** Begin INFORMATION SUPPLIED **
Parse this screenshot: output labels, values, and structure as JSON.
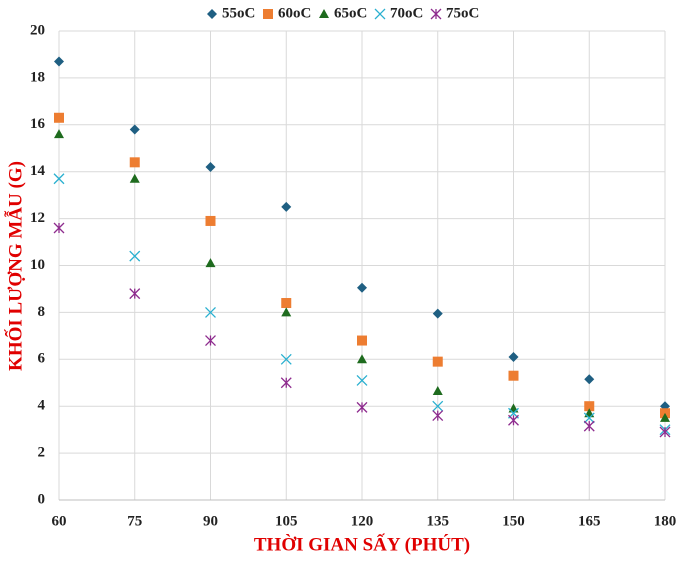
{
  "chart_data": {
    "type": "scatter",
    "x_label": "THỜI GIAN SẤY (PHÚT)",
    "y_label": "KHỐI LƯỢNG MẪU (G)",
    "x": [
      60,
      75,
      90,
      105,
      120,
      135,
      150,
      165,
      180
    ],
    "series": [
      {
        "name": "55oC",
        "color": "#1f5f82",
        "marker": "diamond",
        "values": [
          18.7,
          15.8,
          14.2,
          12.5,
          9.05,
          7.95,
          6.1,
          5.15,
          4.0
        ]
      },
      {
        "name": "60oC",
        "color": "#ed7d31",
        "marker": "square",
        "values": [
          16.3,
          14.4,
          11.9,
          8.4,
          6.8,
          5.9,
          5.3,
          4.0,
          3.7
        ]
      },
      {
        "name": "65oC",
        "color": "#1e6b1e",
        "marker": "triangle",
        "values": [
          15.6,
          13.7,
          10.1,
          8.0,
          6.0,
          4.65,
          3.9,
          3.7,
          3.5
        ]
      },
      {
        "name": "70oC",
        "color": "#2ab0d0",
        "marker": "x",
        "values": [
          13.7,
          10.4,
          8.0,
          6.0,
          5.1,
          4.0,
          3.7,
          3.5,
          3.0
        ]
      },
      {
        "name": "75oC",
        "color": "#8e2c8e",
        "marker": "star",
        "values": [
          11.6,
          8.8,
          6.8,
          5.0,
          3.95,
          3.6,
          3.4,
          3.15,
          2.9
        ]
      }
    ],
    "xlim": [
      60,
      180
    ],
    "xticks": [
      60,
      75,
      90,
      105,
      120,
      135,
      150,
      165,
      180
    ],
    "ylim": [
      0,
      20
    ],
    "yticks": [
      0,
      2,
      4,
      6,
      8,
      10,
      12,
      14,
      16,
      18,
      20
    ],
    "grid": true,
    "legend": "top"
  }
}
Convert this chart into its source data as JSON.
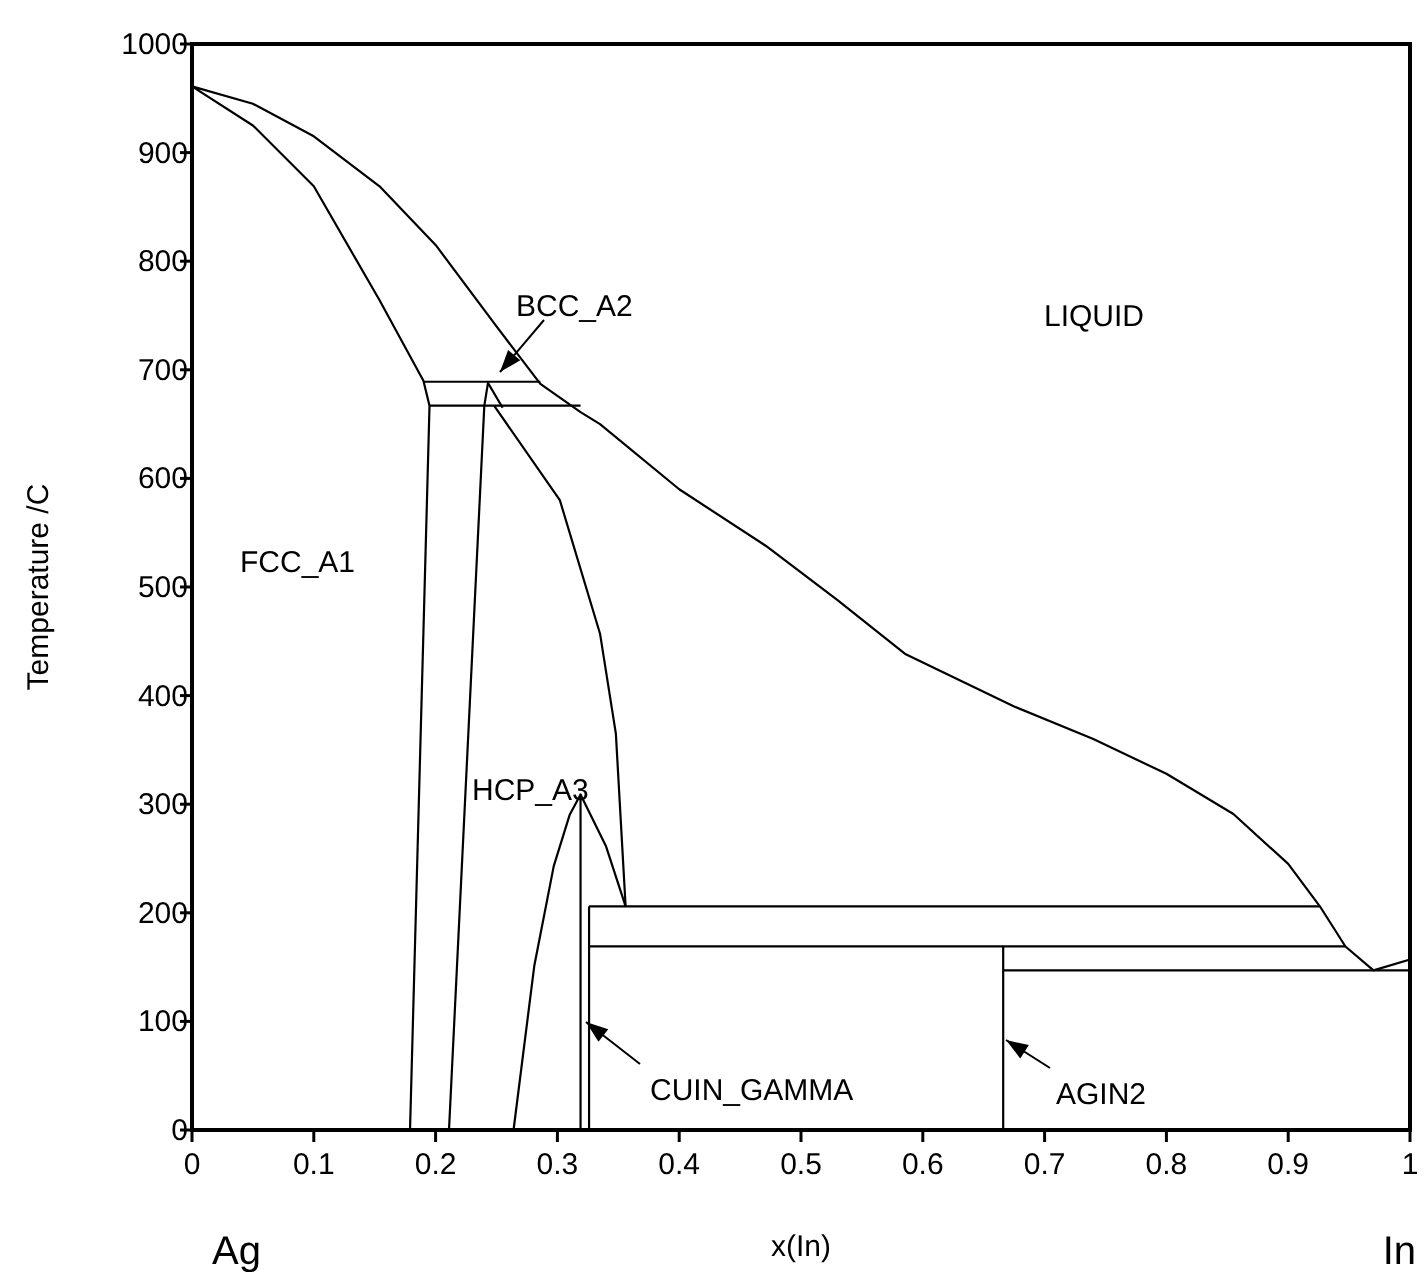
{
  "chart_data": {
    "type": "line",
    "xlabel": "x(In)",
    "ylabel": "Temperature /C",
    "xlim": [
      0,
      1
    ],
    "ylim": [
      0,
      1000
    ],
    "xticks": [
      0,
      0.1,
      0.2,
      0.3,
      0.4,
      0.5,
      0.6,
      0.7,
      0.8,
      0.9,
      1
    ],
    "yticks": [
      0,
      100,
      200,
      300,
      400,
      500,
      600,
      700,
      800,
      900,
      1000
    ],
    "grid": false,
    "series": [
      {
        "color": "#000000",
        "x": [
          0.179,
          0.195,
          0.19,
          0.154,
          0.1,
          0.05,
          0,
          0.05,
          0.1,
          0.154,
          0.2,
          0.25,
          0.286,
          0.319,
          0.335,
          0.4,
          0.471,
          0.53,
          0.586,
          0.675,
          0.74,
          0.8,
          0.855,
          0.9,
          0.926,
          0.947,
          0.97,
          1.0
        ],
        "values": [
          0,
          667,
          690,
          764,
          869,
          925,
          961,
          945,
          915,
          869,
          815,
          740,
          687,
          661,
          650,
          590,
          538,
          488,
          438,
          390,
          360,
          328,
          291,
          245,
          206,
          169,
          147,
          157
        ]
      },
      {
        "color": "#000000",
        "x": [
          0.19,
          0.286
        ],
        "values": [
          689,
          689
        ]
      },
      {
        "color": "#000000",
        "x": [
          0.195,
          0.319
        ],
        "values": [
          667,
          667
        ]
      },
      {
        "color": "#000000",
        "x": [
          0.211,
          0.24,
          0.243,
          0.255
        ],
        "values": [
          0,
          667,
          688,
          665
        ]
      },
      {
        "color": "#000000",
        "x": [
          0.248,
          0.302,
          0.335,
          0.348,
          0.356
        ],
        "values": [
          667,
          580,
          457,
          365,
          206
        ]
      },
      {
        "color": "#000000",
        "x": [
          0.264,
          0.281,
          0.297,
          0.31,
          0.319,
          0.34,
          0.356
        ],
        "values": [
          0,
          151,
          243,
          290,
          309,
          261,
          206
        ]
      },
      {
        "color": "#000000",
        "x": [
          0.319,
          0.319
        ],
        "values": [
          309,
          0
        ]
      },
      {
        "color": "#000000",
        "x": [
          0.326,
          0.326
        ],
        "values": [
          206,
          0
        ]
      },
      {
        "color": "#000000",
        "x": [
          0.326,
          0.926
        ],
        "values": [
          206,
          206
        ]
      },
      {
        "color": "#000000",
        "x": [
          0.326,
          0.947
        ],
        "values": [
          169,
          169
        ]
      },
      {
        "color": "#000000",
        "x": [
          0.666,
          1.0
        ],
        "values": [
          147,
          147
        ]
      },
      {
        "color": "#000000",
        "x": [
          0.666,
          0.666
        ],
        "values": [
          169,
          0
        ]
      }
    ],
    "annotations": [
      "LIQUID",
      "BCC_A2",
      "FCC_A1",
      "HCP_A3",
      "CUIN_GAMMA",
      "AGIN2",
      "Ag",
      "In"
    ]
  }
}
** End INFORMATION SUPPLIED **
--- AIM ---
Only a number is wanted: how many lines of the material include the word "this".

--- TASK RESPONSE ---
2